▶ [OBJECTIVE] Give the material again in full, matching it exactly.

▶ [STORED ROWS]
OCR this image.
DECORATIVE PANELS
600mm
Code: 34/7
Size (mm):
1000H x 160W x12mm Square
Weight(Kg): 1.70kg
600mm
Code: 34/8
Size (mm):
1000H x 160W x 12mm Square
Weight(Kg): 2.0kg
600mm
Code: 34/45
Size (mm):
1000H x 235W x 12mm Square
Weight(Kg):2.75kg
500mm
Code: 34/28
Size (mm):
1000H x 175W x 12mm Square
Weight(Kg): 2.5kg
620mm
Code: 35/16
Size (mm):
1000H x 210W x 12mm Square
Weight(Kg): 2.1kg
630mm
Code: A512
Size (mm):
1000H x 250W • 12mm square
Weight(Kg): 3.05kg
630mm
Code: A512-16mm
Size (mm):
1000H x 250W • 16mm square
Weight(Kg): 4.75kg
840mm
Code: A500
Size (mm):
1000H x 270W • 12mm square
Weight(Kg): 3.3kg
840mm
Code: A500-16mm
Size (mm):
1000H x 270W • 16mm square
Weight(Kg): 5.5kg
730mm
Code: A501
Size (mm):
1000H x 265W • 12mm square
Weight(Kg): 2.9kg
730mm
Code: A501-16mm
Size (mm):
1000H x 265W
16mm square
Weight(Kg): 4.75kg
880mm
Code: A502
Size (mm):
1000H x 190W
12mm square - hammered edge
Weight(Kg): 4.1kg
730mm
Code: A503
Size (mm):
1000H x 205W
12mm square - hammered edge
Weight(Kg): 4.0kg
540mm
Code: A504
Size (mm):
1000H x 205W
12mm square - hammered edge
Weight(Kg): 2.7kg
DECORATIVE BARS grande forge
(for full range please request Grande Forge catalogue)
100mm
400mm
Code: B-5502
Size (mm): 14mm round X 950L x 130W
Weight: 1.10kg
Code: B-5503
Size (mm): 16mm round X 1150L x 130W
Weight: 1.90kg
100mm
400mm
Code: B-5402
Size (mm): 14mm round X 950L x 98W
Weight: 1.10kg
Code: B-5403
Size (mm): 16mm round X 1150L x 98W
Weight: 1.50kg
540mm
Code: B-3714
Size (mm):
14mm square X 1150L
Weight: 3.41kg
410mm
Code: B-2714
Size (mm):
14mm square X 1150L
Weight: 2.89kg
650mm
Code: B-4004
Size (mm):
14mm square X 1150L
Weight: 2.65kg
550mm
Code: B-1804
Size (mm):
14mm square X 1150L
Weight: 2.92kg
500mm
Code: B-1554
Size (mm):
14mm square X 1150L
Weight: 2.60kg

▶ [SOLUTION BELOW]
OCR this image.
DECORATIVE PANELS
600mm
Code: 34/7
Size (mm):
1000H x 160W x12mm Square
Weight(Kg): 1.70kg
600mm
Code: 34/8
Size (mm):
1000H x 160W x 12mm Square
Weight(Kg): 2.0kg
600mm
Code: 34/45
Size (mm):
1000H x 235W x 12mm Square
Weight(Kg):2.75kg
500mm
Code: 34/28
Size (mm):
1000H x 175W x 12mm Square
Weight(Kg): 2.5kg
620mm
Code: 35/16
Size (mm):
1000H x 210W x 12mm Square
Weight(Kg): 2.1kg
630mm
Code: A512
Size (mm):
1000H x 250W • 12mm square
Weight(Kg): 3.05kg
630mm
Code: A512-16mm
Size (mm):
1000H x 250W • 16mm square
Weight(Kg): 4.75kg
840mm
Code: A500
Size (mm):
1000H x 270W • 12mm square
Weight(Kg): 3.3kg
840mm
Code: A500-16mm
Size (mm):
1000H x 270W • 16mm square
Weight(Kg): 5.5kg
730mm
Code: A501
Size (mm):
1000H x 265W • 12mm square
Weight(Kg): 2.9kg
730mm
Code: A501-16mm
Size (mm):
1000H x 265W
16mm square
Weight(Kg): 4.75kg
880mm
Code: A502
Size (mm):
1000H x 190W
12mm square - hammered edge
Weight(Kg): 4.1kg
730mm
Code: A503
Size (mm):
1000H x 205W
12mm square - hammered edge
Weight(Kg): 4.0kg
540mm
Code: A504
Size (mm):
1000H x 205W
12mm square - hammered edge
Weight(Kg): 2.7kg
DECORATIVE BARS grande forge
(for full range please request Grande Forge catalogue)
100mm
400mm
Code: B-5502
Size (mm): 14mm round X 950L x 130W
Weight: 1.10kg
Code: B-5503
Size (mm): 16mm round X 1150L x 130W
Weight: 1.90kg
100mm
400mm
Code: B-5402
Size (mm): 14mm round X 950L x 98W
Weight: 1.10kg
Code: B-5403
Size (mm): 16mm round X 1150L x 98W
Weight: 1.50kg
540mm
Code: B-3714
Size (mm):
14mm square X 1150L
Weight: 3.41kg
410mm
Code: B-2714
Size (mm):
14mm square X 1150L
Weight: 2.89kg
650mm
Code: B-4004
Size (mm):
14mm square X 1150L
Weight: 2.65kg
550mm
Code: B-1804
Size (mm):
14mm square X 1150L
Weight: 2.92kg
500mm
Code: B-1554
Size (mm):
14mm square X 1150L
Weight: 2.60kg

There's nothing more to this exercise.